* Tantangan 1
Jawablah pertanyaan berikut berdasarkan berita tentang dugaan korupsi PT SBM.
(a) Berapa nilai anggaran dalam dugaan korupsi PT SBM tahun 2015?
(b) Siapa terdakwa dalam sidang tersebut?
(c) Pada hari dan tanggal berapa sidang itu berlangsung?
* Tantangan 2
Ketik ulang tanpa perubahan bagian catatan yang dimulai dari baris pertama catatan dan berakhir pada baris yang memuat "panel-b-y-tick-label: 0.3 [1488,416,1534,452]". Kedua baris itu ikut disertakan.

* Teks Sumber
###
SERANG, LINIMASSA.ID – Dugaan korupsi PT SBM atau Serang Berkah Mandiri, Mantan Sekretaris Daerah (Sekda) Kabupaten Serang, Lalu Atharussalam Rais disebut turut terlibat tahun 2015 senilai Rp 1,2 miliar.
Hal tersebut diungkapkan anggota majelis hakim Pengadilan Tipikor Serang, Heryanti Hasan pada sidang terhadap terdakwa mantan Direktur Utama PT SBM Setiawan Arief Widodo, Kamis 9 Januari 2025.
Heryanti menilai seharusnya, anggaran Rp 1,2 miliar dari BUMD Kabupaten Serang untuk PT SBM itu tidak disetujui dan dicairkan. Alasannya, anggaran itu tidak sesuai dengan core bussiness atau bisnis inti PT SBM sebagaimana dalam akta perusahaan. “Bapak teliti, kalau memang ini jual beli, enggak begini,” katanya.
###
* Catatan Sumber
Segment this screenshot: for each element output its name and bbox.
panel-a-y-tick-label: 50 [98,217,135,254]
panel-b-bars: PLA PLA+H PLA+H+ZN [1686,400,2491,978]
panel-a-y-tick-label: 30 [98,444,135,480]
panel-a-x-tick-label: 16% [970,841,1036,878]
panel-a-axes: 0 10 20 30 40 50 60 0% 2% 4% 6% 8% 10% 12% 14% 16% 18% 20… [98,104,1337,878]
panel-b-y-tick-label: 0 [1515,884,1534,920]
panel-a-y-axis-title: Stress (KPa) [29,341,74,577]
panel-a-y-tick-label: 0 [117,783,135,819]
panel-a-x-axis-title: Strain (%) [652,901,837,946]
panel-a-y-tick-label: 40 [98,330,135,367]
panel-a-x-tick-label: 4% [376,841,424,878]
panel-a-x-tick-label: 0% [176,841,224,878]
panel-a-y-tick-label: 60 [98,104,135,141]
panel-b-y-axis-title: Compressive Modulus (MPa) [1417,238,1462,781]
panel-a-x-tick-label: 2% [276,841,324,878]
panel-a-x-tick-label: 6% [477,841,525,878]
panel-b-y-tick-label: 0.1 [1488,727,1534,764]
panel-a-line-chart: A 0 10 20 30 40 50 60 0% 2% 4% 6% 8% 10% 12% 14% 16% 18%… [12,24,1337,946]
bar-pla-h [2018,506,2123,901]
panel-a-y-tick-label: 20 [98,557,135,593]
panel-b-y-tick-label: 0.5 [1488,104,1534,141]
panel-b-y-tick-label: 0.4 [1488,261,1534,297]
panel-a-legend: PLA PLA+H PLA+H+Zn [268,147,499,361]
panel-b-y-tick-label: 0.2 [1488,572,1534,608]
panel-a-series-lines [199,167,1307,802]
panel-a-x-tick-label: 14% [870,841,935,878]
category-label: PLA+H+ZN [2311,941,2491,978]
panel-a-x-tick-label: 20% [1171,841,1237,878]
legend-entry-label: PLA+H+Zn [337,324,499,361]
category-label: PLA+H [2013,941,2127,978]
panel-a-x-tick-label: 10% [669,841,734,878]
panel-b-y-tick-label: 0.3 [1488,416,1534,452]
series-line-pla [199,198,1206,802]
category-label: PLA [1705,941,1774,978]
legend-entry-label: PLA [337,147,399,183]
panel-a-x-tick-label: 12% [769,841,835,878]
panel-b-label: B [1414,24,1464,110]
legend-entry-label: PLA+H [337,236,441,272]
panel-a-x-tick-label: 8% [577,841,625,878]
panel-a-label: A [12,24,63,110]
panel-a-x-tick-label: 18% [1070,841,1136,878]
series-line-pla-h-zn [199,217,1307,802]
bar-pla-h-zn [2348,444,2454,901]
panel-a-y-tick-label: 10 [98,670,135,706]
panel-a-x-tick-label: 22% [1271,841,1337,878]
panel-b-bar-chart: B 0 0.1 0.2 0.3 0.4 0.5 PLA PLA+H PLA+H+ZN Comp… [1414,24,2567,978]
###
* Hasil Tugas 1
(a) Nilainya Rp 1,2 miliar.
(b) Terdakwanya adalah mantan Direktur Utama PT SBM, Setiawan Arief Widodo.
(c) Sidang berlangsung pada Kamis, 9 Januari 2025.

* Hasil Tugas 2
Segment this screenshot: for each element output its name and bbox.
panel-a-y-tick-label: 50 [98,217,135,254]
panel-b-bars: PLA PLA+H PLA+H+ZN [1686,400,2491,978]
panel-a-y-tick-label: 30 [98,444,135,480]
panel-a-x-tick-label: 16% [970,841,1036,878]
panel-a-axes: 0 10 20 30 40 50 60 0% 2% 4% 6% 8% 10% 12% 14% 16% 18% 20… [98,104,1337,878]
panel-b-y-tick-label: 0 [1515,884,1534,920]
panel-a-y-axis-title: Stress (KPa) [29,341,74,577]
panel-a-y-tick-label: 0 [117,783,135,819]
panel-a-x-axis-title: Strain (%) [652,901,837,946]
panel-a-y-tick-label: 40 [98,330,135,367]
panel-a-x-tick-label: 4% [376,841,424,878]
panel-a-x-tick-label: 0% [176,841,224,878]
panel-a-y-tick-label: 60 [98,104,135,141]
panel-b-y-axis-title: Compressive Modulus (MPa) [1417,238,1462,781]
panel-a-x-tick-label: 2% [276,841,324,878]
panel-a-x-tick-label: 6% [477,841,525,878]
panel-b-y-tick-label: 0.1 [1488,727,1534,764]
panel-a-line-chart: A 0 10 20 30 40 50 60 0% 2% 4% 6% 8% 10% 12% 14% 16% 18%… [12,24,1337,946]
bar-pla-h [2018,506,2123,901]
panel-a-y-tick-label: 20 [98,557,135,593]
panel-b-y-tick-label: 0.5 [1488,104,1534,141]
panel-b-y-tick-label: 0.4 [1488,261,1534,297]
panel-a-legend: PLA PLA+H PLA+H+Zn [268,147,499,361]
panel-b-y-tick-label: 0.2 [1488,572,1534,608]
panel-a-series-lines [199,167,1307,802]
panel-a-x-tick-label: 14% [870,841,935,878]
category-label: PLA+H+ZN [2311,941,2491,978]
panel-a-x-tick-label: 20% [1171,841,1237,878]
legend-entry-label: PLA+H+Zn [337,324,499,361]
category-label: PLA+H [2013,941,2127,978]
panel-a-x-tick-label: 10% [669,841,734,878]
panel-b-y-tick-label: 0.3 [1488,416,1534,452]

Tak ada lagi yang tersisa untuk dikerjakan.